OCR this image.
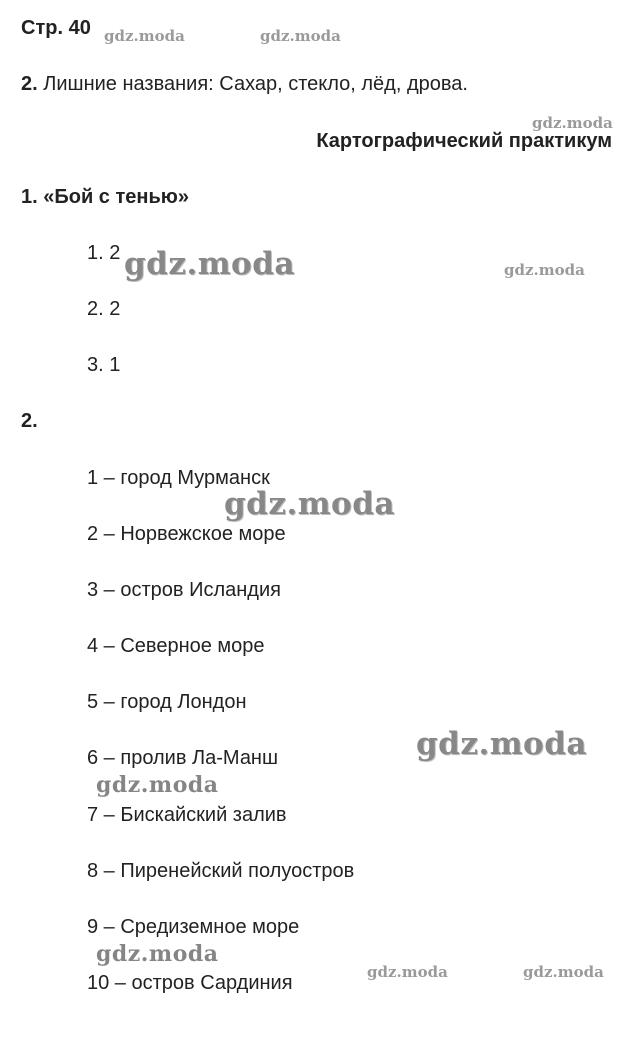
Стр. 40
2. Лишние названия: Сахар, стекло, лёд, дрова.
Картографический практикум
1. «Бой с тенью»
1. 2
2. 2
3. 1
2.
1 – город Мурманск
2 – Норвежское море
3 – остров Исландия
4 – Северное море
5 – город Лондон
6 – пролив Ла-Манш
7 – Бискайский залив
8 – Пиренейский полуостров
9 – Средиземное море
10 – остров Сардиния
gdz.moda	gdz.moda
gdz.moda
gdz.moda	gdz.moda
gdz.moda
gdz.moda
gdz.moda
gdz.moda
gdz.moda	gdz.moda
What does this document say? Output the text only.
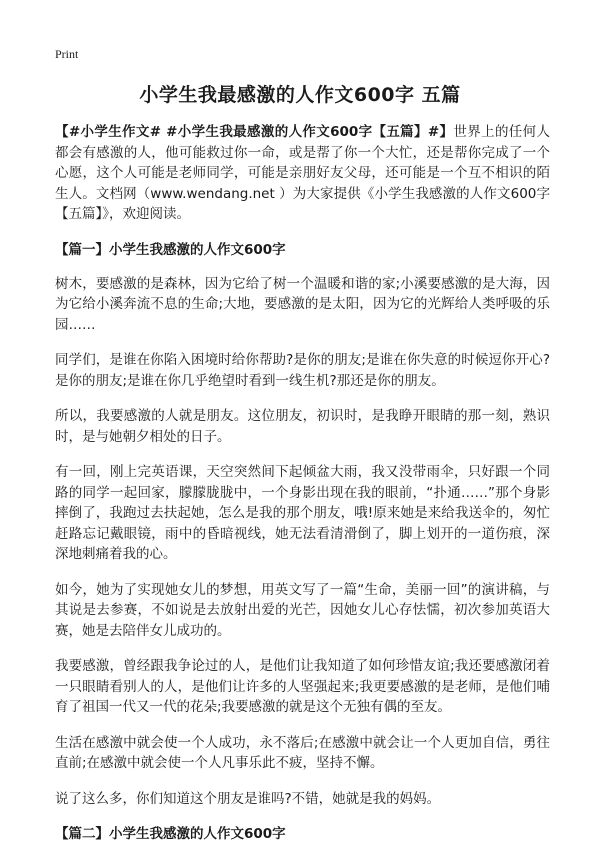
Print
小学生我最感激的人作文600字 五篇

【#小学生作文# #小学生我最感激的人作文600字【五篇】#】世界上的任何人都会有感激的人，他可能救过你一命，或是帮了你一个大忙，还是帮你完成了一个心愿，这个人可能是老师同学，可能是亲朋好友父母，还可能是一个互不相识的陌生人。文档网（www.wendang.net ）为大家提供《小学生我感激的人作文600字【五篇】》，欢迎阅读。

【篇一】小学生我感激的人作文600字

树木，要感激的是森林，因为它给了树一个温暖和谐的家;小溪要感激的是大海，因为它给小溪奔流不息的生命;大地，要感激的是太阳，因为它的光辉给人类呼吸的乐园……

同学们，是谁在你陷入困境时给你帮助?是你的朋友;是谁在你失意的时候逗你开心?是你的朋友;是谁在你几乎绝望时看到一线生机?那还是你的朋友。

所以，我要感激的人就是朋友。这位朋友，初识时，是我睁开眼睛的那一刻，熟识时，是与她朝夕相处的日子。

有一回，刚上完英语课，天空突然间下起倾盆大雨，我又没带雨伞，只好跟一个同路的同学一起回家，朦朦胧胧中，一个身影出现在我的眼前，“扑通……”那个身影摔倒了，我跑过去扶起她，怎么是我的那个朋友，哦!原来她是来给我送伞的，匆忙赶路忘记戴眼镜，雨中的昏暗视线，她无法看清滑倒了，脚上划开的一道伤痕，深深地刺痛着我的心。

如今，她为了实现她女儿的梦想，用英文写了一篇“生命，美丽一回”的演讲稿，与其说是去参赛，不如说是去放射出爱的光芒，因她女儿心存怯懦，初次参加英语大赛，她是去陪伴女儿成功的。

我要感激，曾经跟我争论过的人，是他们让我知道了如何珍惜友谊;我还要感激闭着一只眼睛看别人的人，是他们让许多的人坚强起来;我更要感激的是老师，是他们哺育了祖国一代又一代的花朵;我要感激的就是这个无独有偶的至友。

生活在感激中就会使一个人成功，永不落后;在感激中就会让一个人更加自信，勇往直前;在感激中就会使一个人凡事乐此不疲，坚持不懈。

说了这么多，你们知道这个朋友是谁吗?不错，她就是我的妈妈。

【篇二】小学生我感激的人作文600字
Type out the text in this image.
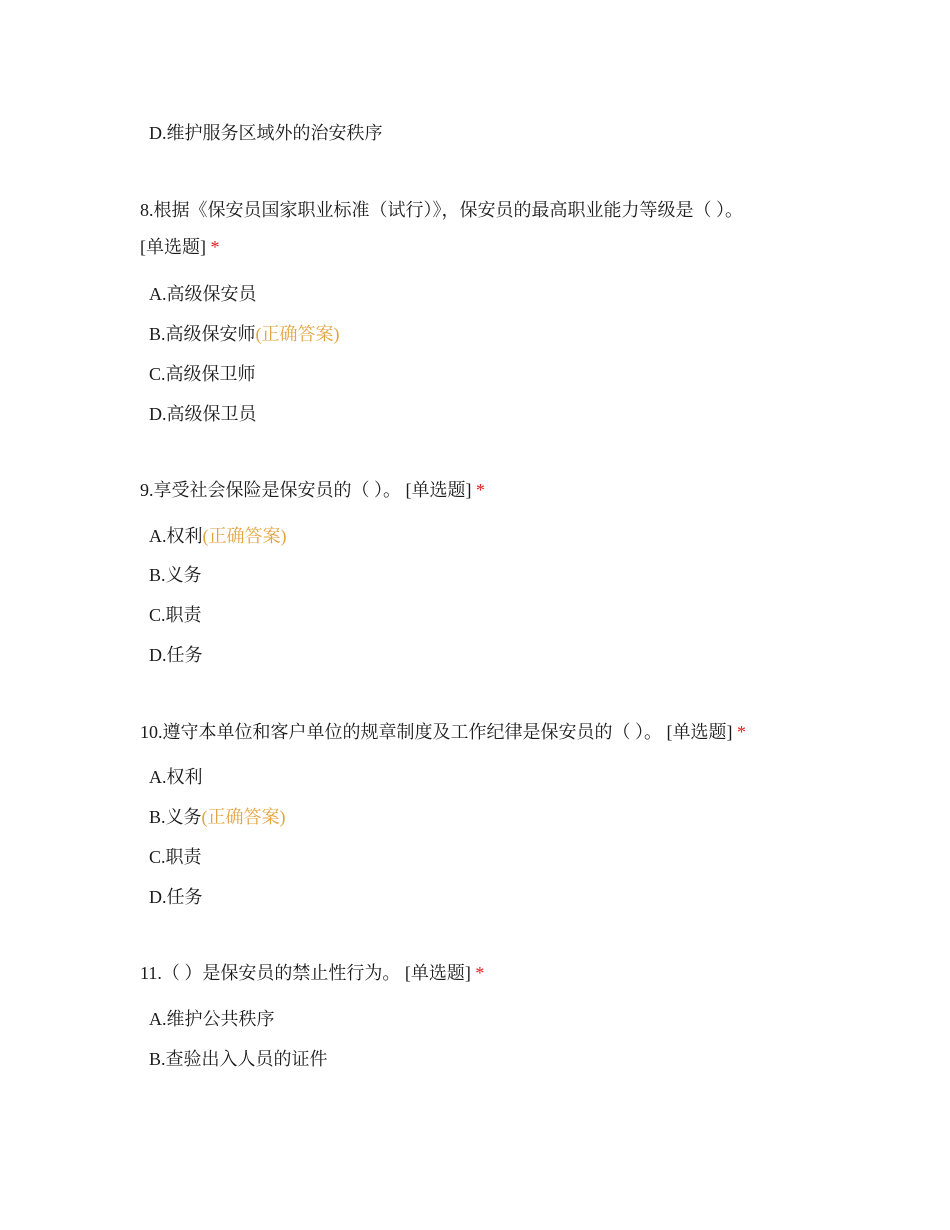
D.维护服务区域外的治安秩序
8.根据《保安员国家职业标准（试行）》，保安员的最高职业能力等级是（ ）。
[单选题] *
A.高级保安员
B.高级保安师(正确答案)
C.高级保卫师
D.高级保卫员
9.享受社会保险是保安员的（ ）。 [单选题] *
A.权利(正确答案)
B.义务
C.职责
D.任务
10.遵守本单位和客户单位的规章制度及工作纪律是保安员的（ ）。 [单选题] *
A.权利
B.义务(正确答案)
C.职责
D.任务
11.（ ）是保安员的禁止性行为。 [单选题] *
A.维护公共秩序
B.查验出入人员的证件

• _EXERCISE OBJECTIVE_
Repeat the material verbatim. Do not carry over any picture.

• _CORRECT RESPONSE_
OCR this image.
Стр. 40
2. Лишние названия: Сахар, стекло, лёд, дрова.
Картографический практикум
1. «Бой с тенью»
1. 2
2. 2
3. 1
2.
1 – город Мурманск
2 – Норвежское море
3 – остров Исландия
4 – Северное море
5 – город Лондон
6 – пролив Ла-Манш
7 – Бискайский залив
8 – Пиренейский полуостров
9 – Средиземное море
10 – остров Сардиния
gdz.moda	gdz.moda
gdz.moda
gdz.moda	gdz.moda
gdz.moda
gdz.moda
gdz.moda
gdz.moda
gdz.moda	gdz.moda
What does this document say? Output the text only.
Print
小学生我最感激的人作文600字 五篇

【#小学生作文# #小学生我最感激的人作文600字【五篇】#】世界上的任何人都会有感激的人，他可能救过你一命，或是帮了你一个大忙，还是帮你完成了一个心愿，这个人可能是老师同学，可能是亲朋好友父母，还可能是一个互不相识的陌生人。文档网（www.wendang.net ）为大家提供《小学生我感激的人作文600字【五篇】》，欢迎阅读。

【篇一】小学生我感激的人作文600字

树木，要感激的是森林，因为它给了树一个温暖和谐的家;小溪要感激的是大海，因为它给小溪奔流不息的生命;大地，要感激的是太阳，因为它的光辉给人类呼吸的乐园……

同学们，是谁在你陷入困境时给你帮助?是你的朋友;是谁在你失意的时候逗你开心?是你的朋友;是谁在你几乎绝望时看到一线生机?那还是你的朋友。

所以，我要感激的人就是朋友。这位朋友，初识时，是我睁开眼睛的那一刻，熟识时，是与她朝夕相处的日子。

有一回，刚上完英语课，天空突然间下起倾盆大雨，我又没带雨伞，只好跟一个同路的同学一起回家，朦朦胧胧中，一个身影出现在我的眼前，“扑通……”那个身影摔倒了，我跑过去扶起她，怎么是我的那个朋友，哦!原来她是来给我送伞的，匆忙赶路忘记戴眼镜，雨中的昏暗视线，她无法看清滑倒了，脚上划开的一道伤痕，深深地刺痛着我的心。

如今，她为了实现她女儿的梦想，用英文写了一篇“生命，美丽一回”的演讲稿，与其说是去参赛，不如说是去放射出爱的光芒，因她女儿心存怯懦，初次参加英语大赛，她是去陪伴女儿成功的。

我要感激，曾经跟我争论过的人，是他们让我知道了如何珍惜友谊;我还要感激闭着一只眼睛看别人的人，是他们让许多的人坚强起来;我更要感激的是老师，是他们哺育了祖国一代又一代的花朵;我要感激的就是这个无独有偶的至友。

生活在感激中就会使一个人成功，永不落后;在感激中就会让一个人更加自信，勇往直前;在感激中就会使一个人凡事乐此不疲，坚持不懈。

说了这么多，你们知道这个朋友是谁吗?不错，她就是我的妈妈。

【篇二】小学生我感激的人作文600字
Type out the text in this image.
D.维护服务区域外的治安秩序
8.根据《保安员国家职业标准（试行）》，保安员的最高职业能力等级是（ ）。
[单选题] *
A.高级保安员
B.高级保安师(正确答案)
C.高级保卫师
D.高级保卫员
9.享受社会保险是保安员的（ ）。 [单选题] *
A.权利(正确答案)
B.义务
C.职责
D.任务
10.遵守本单位和客户单位的规章制度及工作纪律是保安员的（ ）。 [单选题] *
A.权利
B.义务(正确答案)
C.职责
D.任务
11.（ ）是保安员的禁止性行为。 [单选题] *
A.维护公共秩序
B.查验出入人员的证件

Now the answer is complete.